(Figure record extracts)
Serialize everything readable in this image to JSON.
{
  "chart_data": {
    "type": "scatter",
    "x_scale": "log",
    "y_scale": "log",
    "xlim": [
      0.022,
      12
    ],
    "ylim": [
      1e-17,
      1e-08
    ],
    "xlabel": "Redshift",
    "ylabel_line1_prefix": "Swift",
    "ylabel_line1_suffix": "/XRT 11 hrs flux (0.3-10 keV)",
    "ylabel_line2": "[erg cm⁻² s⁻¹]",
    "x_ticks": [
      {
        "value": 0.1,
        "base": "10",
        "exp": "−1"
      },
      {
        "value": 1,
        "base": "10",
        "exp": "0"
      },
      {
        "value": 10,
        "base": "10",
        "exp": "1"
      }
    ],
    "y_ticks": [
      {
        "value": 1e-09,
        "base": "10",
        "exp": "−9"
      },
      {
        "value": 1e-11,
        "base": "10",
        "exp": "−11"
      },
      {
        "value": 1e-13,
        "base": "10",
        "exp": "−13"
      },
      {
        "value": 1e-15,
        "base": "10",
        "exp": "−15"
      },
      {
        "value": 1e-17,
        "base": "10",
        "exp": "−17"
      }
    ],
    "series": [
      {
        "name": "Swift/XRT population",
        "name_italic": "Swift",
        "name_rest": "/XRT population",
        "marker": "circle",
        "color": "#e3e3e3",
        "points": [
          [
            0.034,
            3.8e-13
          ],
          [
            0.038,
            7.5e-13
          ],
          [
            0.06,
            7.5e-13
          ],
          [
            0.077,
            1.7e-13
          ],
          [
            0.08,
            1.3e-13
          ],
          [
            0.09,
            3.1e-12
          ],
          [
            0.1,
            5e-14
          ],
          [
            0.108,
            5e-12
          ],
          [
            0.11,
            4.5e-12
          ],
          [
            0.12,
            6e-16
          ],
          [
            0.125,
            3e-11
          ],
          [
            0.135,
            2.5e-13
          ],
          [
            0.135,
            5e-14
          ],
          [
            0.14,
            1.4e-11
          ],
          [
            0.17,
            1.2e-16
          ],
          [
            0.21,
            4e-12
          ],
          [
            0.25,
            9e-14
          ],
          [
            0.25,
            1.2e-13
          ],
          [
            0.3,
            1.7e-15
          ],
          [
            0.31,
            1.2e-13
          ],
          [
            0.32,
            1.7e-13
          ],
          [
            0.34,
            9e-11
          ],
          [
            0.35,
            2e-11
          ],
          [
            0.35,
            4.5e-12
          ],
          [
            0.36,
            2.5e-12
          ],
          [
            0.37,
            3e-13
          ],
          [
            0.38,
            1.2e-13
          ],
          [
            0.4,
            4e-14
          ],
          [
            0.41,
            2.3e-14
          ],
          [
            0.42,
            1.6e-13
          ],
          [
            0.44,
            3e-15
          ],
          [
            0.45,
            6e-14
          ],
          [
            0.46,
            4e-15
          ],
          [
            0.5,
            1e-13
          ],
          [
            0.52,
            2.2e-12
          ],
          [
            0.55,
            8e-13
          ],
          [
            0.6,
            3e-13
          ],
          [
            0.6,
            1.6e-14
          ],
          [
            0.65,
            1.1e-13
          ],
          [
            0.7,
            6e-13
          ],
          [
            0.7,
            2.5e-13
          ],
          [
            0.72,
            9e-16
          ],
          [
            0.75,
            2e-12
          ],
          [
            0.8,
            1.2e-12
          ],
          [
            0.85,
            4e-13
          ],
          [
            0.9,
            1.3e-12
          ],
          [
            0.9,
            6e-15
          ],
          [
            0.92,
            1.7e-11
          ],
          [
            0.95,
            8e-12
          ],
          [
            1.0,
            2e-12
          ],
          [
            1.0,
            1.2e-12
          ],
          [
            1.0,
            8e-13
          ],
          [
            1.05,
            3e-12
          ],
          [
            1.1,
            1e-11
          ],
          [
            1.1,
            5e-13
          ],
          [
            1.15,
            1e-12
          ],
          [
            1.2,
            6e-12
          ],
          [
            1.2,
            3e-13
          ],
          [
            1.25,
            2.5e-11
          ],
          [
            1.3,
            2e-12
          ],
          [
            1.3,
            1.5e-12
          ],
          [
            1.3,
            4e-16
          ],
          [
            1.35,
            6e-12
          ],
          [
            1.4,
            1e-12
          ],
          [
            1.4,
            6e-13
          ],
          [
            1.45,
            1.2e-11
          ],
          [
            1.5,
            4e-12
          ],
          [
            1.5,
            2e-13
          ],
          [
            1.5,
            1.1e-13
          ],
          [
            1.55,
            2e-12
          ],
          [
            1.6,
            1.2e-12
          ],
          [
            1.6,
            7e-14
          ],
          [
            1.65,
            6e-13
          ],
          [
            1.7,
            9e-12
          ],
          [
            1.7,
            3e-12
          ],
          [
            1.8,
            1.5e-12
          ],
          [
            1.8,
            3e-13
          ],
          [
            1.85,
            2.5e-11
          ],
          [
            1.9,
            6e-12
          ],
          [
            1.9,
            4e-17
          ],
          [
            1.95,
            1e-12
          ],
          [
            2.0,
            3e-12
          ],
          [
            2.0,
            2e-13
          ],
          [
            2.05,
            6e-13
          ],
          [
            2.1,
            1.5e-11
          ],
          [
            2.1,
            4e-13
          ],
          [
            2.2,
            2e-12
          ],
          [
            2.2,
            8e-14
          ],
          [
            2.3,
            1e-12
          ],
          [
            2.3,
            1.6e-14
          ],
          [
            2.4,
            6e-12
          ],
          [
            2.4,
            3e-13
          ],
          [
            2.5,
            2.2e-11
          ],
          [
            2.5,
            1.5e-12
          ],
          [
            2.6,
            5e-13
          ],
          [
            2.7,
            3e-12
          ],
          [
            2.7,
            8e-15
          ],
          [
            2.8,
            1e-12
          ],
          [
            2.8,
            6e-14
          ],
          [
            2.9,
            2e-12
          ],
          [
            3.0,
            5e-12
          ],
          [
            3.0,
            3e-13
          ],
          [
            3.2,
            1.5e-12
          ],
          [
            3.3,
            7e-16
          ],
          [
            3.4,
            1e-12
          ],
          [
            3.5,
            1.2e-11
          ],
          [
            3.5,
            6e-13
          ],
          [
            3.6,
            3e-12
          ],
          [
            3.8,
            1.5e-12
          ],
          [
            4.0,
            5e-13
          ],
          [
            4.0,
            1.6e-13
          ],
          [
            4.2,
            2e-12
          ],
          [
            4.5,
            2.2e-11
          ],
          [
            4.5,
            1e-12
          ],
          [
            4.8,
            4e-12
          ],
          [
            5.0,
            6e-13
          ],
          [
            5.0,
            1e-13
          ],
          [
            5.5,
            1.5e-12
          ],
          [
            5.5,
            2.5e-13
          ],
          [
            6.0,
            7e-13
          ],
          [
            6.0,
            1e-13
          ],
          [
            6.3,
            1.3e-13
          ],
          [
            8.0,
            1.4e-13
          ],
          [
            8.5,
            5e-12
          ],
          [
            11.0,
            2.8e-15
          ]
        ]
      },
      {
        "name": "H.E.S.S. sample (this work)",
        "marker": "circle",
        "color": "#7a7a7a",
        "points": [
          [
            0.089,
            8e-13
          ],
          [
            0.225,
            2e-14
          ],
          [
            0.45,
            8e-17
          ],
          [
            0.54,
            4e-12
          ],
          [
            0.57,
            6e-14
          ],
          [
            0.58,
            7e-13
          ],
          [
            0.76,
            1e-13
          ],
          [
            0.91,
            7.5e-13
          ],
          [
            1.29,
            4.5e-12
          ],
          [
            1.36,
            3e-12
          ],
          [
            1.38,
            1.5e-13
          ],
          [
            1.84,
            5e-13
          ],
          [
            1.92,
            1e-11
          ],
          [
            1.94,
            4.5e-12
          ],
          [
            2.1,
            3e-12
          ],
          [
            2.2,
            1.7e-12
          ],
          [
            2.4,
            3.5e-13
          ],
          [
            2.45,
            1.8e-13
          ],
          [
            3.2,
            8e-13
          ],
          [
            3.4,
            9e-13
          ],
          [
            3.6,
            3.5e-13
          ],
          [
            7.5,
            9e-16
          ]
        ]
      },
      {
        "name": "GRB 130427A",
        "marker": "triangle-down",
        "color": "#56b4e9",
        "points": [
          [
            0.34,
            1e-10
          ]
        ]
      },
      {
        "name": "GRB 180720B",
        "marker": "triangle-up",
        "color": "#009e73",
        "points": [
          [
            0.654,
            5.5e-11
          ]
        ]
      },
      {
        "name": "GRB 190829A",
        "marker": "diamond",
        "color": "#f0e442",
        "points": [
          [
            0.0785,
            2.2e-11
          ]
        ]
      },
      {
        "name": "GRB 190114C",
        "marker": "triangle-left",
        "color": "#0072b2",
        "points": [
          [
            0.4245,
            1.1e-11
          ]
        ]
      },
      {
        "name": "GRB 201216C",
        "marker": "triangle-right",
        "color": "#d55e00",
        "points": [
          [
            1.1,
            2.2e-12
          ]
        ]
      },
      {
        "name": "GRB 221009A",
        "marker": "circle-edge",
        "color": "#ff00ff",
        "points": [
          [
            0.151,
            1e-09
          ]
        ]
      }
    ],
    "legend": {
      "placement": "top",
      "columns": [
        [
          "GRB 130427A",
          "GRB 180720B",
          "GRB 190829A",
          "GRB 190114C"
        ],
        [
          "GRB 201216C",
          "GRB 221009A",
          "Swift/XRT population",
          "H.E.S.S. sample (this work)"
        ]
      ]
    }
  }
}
--
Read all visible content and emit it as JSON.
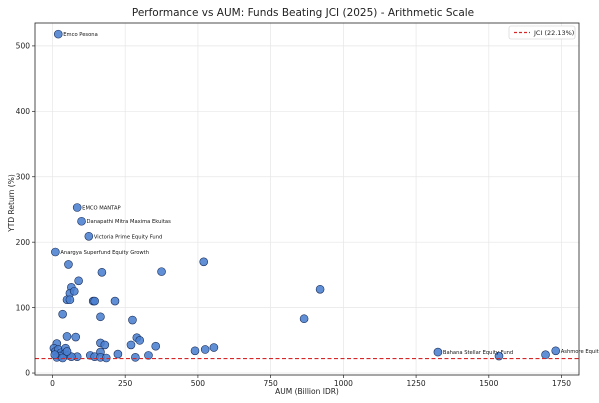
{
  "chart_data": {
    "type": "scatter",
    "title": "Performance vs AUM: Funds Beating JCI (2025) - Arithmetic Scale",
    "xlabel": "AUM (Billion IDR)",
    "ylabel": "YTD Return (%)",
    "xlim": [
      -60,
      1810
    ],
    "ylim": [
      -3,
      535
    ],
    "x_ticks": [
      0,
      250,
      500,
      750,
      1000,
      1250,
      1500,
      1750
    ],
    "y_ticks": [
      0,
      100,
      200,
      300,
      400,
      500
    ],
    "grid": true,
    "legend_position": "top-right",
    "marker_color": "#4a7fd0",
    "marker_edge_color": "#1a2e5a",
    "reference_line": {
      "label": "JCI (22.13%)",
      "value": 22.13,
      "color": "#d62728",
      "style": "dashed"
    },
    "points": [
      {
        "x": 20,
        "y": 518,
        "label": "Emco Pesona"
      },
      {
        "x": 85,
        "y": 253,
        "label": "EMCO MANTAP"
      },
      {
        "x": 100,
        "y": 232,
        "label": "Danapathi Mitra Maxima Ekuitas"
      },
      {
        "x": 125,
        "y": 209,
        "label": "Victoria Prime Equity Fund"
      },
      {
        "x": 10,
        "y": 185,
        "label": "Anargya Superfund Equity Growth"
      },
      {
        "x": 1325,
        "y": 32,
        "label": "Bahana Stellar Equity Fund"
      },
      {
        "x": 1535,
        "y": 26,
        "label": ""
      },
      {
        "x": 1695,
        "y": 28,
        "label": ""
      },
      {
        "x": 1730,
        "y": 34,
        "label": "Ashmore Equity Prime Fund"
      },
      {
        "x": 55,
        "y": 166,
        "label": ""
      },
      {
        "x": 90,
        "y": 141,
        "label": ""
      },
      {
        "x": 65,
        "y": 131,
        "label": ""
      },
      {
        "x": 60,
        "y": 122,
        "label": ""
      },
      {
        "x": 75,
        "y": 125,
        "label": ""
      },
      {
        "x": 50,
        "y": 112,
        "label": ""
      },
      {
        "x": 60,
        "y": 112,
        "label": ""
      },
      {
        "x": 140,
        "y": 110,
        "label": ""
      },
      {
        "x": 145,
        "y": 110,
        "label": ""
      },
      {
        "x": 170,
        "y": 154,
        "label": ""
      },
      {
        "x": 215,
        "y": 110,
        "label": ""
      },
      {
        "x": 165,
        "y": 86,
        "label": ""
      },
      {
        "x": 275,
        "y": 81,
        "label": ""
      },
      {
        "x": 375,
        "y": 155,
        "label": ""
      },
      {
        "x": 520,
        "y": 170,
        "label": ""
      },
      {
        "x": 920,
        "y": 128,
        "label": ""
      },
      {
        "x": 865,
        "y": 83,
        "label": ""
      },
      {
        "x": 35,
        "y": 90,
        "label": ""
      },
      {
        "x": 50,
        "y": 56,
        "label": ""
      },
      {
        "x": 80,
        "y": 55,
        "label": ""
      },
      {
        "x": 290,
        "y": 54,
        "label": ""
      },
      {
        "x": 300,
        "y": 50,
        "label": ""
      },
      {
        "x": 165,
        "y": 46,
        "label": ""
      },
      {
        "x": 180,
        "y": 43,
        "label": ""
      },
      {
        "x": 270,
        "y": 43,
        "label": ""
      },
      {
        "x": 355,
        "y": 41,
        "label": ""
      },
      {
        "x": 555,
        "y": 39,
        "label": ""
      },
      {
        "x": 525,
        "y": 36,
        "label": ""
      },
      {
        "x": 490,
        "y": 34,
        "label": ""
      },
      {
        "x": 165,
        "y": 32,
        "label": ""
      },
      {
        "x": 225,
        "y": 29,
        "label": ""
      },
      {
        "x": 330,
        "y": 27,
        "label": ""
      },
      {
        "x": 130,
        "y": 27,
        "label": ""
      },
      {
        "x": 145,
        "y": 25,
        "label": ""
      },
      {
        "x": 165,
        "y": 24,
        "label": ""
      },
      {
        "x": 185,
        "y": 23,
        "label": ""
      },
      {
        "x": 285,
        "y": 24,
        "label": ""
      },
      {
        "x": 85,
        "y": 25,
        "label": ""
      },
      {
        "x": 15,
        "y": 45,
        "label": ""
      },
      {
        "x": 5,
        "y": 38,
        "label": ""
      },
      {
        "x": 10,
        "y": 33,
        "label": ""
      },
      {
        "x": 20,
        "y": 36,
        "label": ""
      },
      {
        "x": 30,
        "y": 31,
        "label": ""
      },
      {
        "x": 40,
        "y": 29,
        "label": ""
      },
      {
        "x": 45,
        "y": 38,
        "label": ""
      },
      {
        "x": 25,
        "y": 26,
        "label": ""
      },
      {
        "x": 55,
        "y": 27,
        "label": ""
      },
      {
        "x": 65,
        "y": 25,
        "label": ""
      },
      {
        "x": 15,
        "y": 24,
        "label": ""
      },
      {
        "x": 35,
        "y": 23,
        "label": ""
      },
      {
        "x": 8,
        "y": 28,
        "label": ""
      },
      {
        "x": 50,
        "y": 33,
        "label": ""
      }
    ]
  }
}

◆ Set task ◆
Check each line of the entries for the string "Prime". Copy the lines that have it.

◆ Answer to the task ◆
        "label": "Victoria Prime Equity Fund"
        "label": "Ashmore Equity Prime Fund"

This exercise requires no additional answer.